● **Task prompt**
Each line of the listing must be transcribed exactly, except for the images, which should be excluded.

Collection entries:
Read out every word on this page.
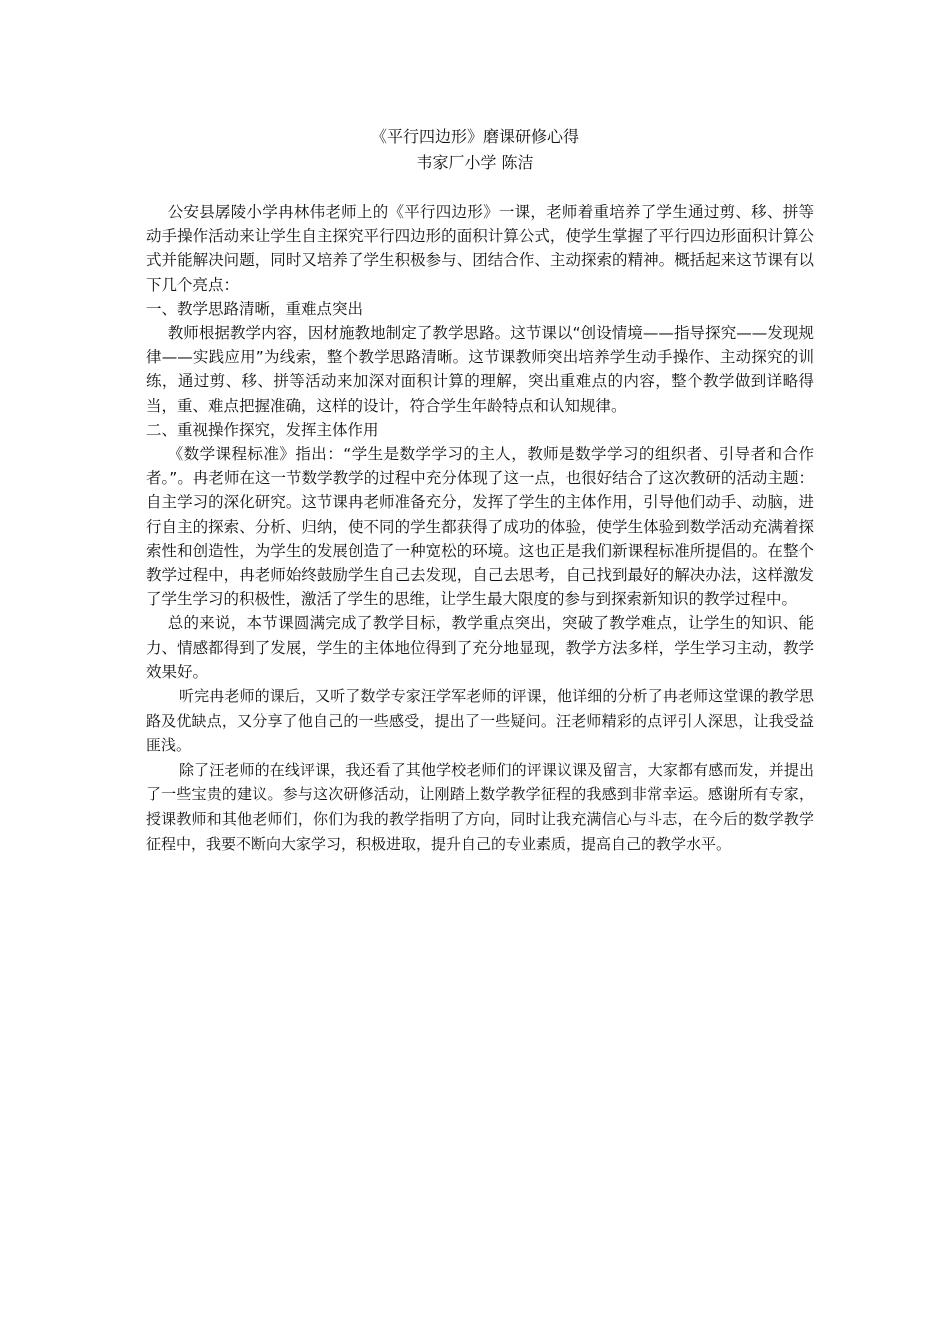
《平行四边形》磨课研修心得
韦家厂小学 陈洁

公安县孱陵小学冉林伟老师上的《平行四边形》一课，老师着重培养了学生通过剪、移、拼等动手操作活动来让学生自主探究平行四边形的面积计算公式，使学生掌握了平行四边形面积计算公式并能解决问题，同时又培养了学生积极参与、团结合作、主动探索的精神。概括起来这节课有以下几个亮点：

一、教学思路清晰，重难点突出

教师根据教学内容，因材施教地制定了教学思路。这节课以“创设情境——指导探究——发现规律——实践应用”为线索，整个教学思路清晰。这节课教师突出培养学生动手操作、主动探究的训练，通过剪、移、拼等活动来加深对面积计算的理解，突出重难点的内容，整个教学做到详略得当，重、难点把握准确，这样的设计，符合学生年龄特点和认知规律。

二、重视操作探究，发挥主体作用

《数学课程标准》指出：“学生是数学学习的主人，教师是数学学习的组织者、引导者和合作者。”。冉老师在这一节数学教学的过程中充分体现了这一点，也很好结合了这次教研的活动主题：自主学习的深化研究。这节课冉老师准备充分，发挥了学生的主体作用，引导他们动手、动脑，进行自主的探索、分析、归纳，使不同的学生都获得了成功的体验，使学生体验到数学活动充满着探索性和创造性，为学生的发展创造了一种宽松的环境。这也正是我们新课程标准所提倡的。在整个教学过程中，冉老师始终鼓励学生自己去发现，自己去思考，自己找到最好的解决办法，这样激发了学生学习的积极性，激活了学生的思维，让学生最大限度的参与到探索新知识的教学过程中。

总的来说，本节课圆满完成了教学目标，教学重点突出，突破了教学难点，让学生的知识、能力、情感都得到了发展，学生的主体地位得到了充分地显现，教学方法多样，学生学习主动，教学效果好。

听完冉老师的课后，又听了数学专家汪学军老师的评课，他详细的分析了冉老师这堂课的教学思路及优缺点，又分享了他自己的一些感受，提出了一些疑问。汪老师精彩的点评引人深思，让我受益匪浅。

除了汪老师的在线评课，我还看了其他学校老师们的评课议课及留言，大家都有感而发，并提出了一些宝贵的建议。参与这次研修活动，让刚踏上数学教学征程的我感到非常幸运。感谢所有专家，授课教师和其他老师们，你们为我的教学指明了方向，同时让我充满信心与斗志，在今后的数学教学征程中，我要不断向大家学习，积极进取，提升自己的专业素质，提高自己的教学水平。
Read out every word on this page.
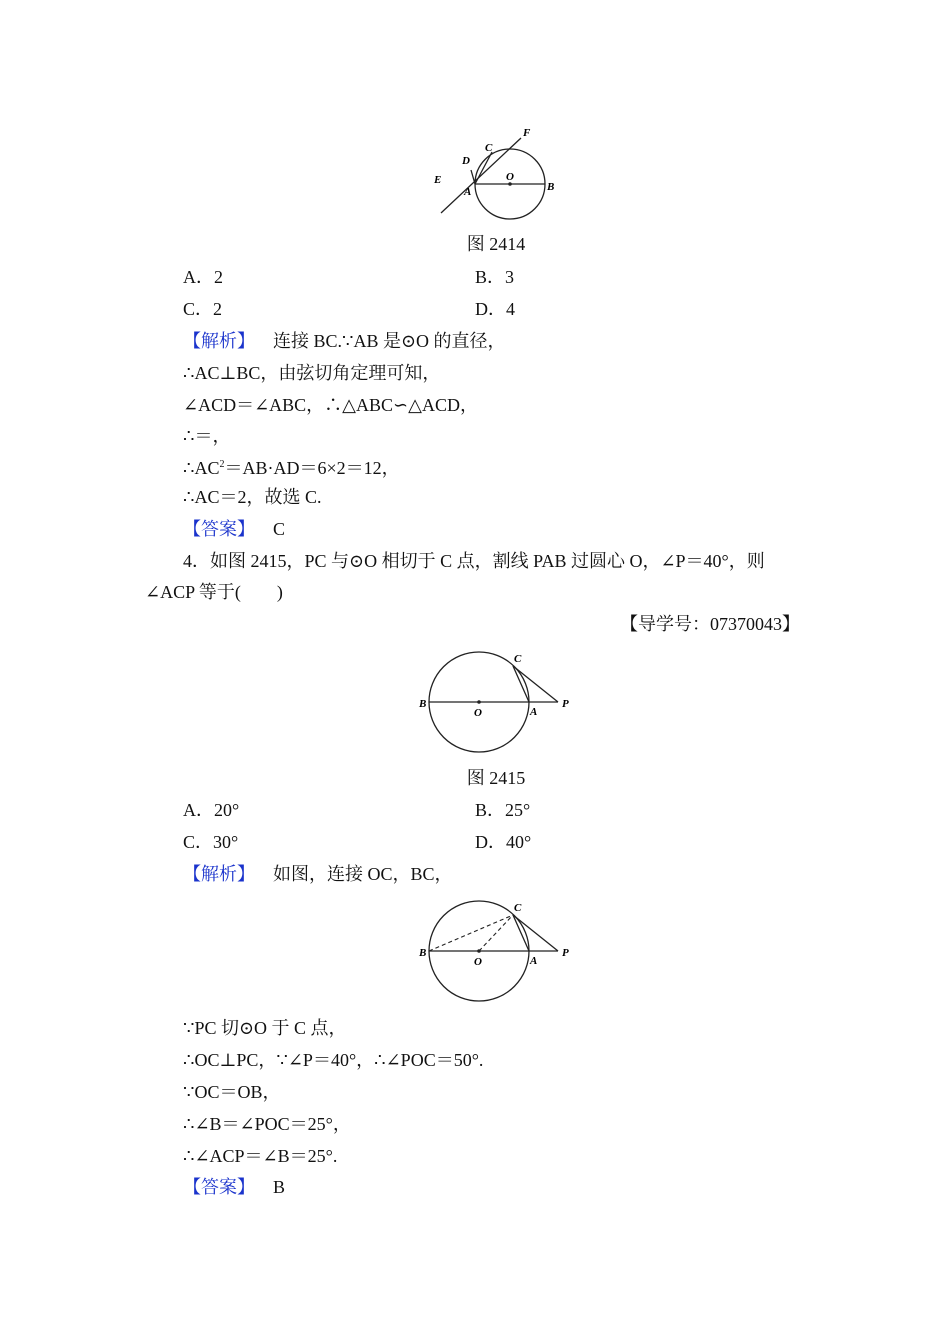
F
C
D
O
E
A	B
图 2414
A．2	B．3
C．2	D．4
【解析】 连接 BC.∵AB 是⊙O 的直径，
∴AC⊥BC，由弦切角定理可知，
∠ACD＝∠ABC，∴△ABC∽△ACD，
∴＝，
$\therefore AC^2=AB\cdot AD=6\times 2=12$，
∴AC＝2，故选 C.
【答案】 C
4．如图 2415，PC 与⊙O 相切于 C 点，割线 PAB 过圆心 O，∠P＝40°，则
∠ACP 等于(　　)
【导学号：07370043】
C
B
O	A
P
图 2415
A．20°	B．25°
C．30°	D．40°
【解析】 如图，连接 OC，BC，
C
B
O	A
P
∵PC 切⊙O 于 C 点，
∴OC⊥PC，∵∠P＝40°，∴∠POC＝50°.
∵OC＝OB，
∴∠B＝∠POC＝25°，
∴∠ACP＝∠B＝25°.
【答案】 B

● **Task output**
Read out every word on this page.
《平行四边形》磨课研修心得
韦家厂小学 陈洁

公安县孱陵小学冉林伟老师上的《平行四边形》一课，老师着重培养了学生通过剪、移、拼等动手操作活动来让学生自主探究平行四边形的面积计算公式，使学生掌握了平行四边形面积计算公式并能解决问题，同时又培养了学生积极参与、团结合作、主动探索的精神。概括起来这节课有以下几个亮点：

一、教学思路清晰，重难点突出

教师根据教学内容，因材施教地制定了教学思路。这节课以“创设情境——指导探究——发现规律——实践应用”为线索，整个教学思路清晰。这节课教师突出培养学生动手操作、主动探究的训练，通过剪、移、拼等活动来加深对面积计算的理解，突出重难点的内容，整个教学做到详略得当，重、难点把握准确，这样的设计，符合学生年龄特点和认知规律。

二、重视操作探究，发挥主体作用

《数学课程标准》指出：“学生是数学学习的主人，教师是数学学习的组织者、引导者和合作者。”。冉老师在这一节数学教学的过程中充分体现了这一点，也很好结合了这次教研的活动主题：自主学习的深化研究。这节课冉老师准备充分，发挥了学生的主体作用，引导他们动手、动脑，进行自主的探索、分析、归纳，使不同的学生都获得了成功的体验，使学生体验到数学活动充满着探索性和创造性，为学生的发展创造了一种宽松的环境。这也正是我们新课程标准所提倡的。在整个教学过程中，冉老师始终鼓励学生自己去发现，自己去思考，自己找到最好的解决办法，这样激发了学生学习的积极性，激活了学生的思维，让学生最大限度的参与到探索新知识的教学过程中。

总的来说，本节课圆满完成了教学目标，教学重点突出，突破了教学难点，让学生的知识、能力、情感都得到了发展，学生的主体地位得到了充分地显现，教学方法多样，学生学习主动，教学效果好。

听完冉老师的课后，又听了数学专家汪学军老师的评课，他详细的分析了冉老师这堂课的教学思路及优缺点，又分享了他自己的一些感受，提出了一些疑问。汪老师精彩的点评引人深思，让我受益匪浅。

除了汪老师的在线评课，我还看了其他学校老师们的评课议课及留言，大家都有感而发，并提出了一些宝贵的建议。参与这次研修活动，让刚踏上数学教学征程的我感到非常幸运。感谢所有专家，授课教师和其他老师们，你们为我的教学指明了方向，同时让我充满信心与斗志，在今后的数学教学征程中，我要不断向大家学习，积极进取，提升自己的专业素质，提高自己的教学水平。
Read out every word on this page.
F
C
D
O
E
A	B
图 2414
A．2	B．3
C．2	D．4
【解析】 连接 BC.∵AB 是⊙O 的直径，
∴AC⊥BC，由弦切角定理可知，
∠ACD＝∠ABC，∴△ABC∽△ACD，
∴＝，
$\therefore AC^2=AB\cdot AD=6\times 2=12$，
∴AC＝2，故选 C.
【答案】 C
4．如图 2415，PC 与⊙O 相切于 C 点，割线 PAB 过圆心 O，∠P＝40°，则
∠ACP 等于(　　)
【导学号：07370043】
C
B
O	A
P
图 2415
A．20°	B．25°
C．30°	D．40°
【解析】 如图，连接 OC，BC，
C
B
O	A
P
∵PC 切⊙O 于 C 点，
∴OC⊥PC，∵∠P＝40°，∴∠POC＝50°.
∵OC＝OB，
∴∠B＝∠POC＝25°，
∴∠ACP＝∠B＝25°.
【答案】 B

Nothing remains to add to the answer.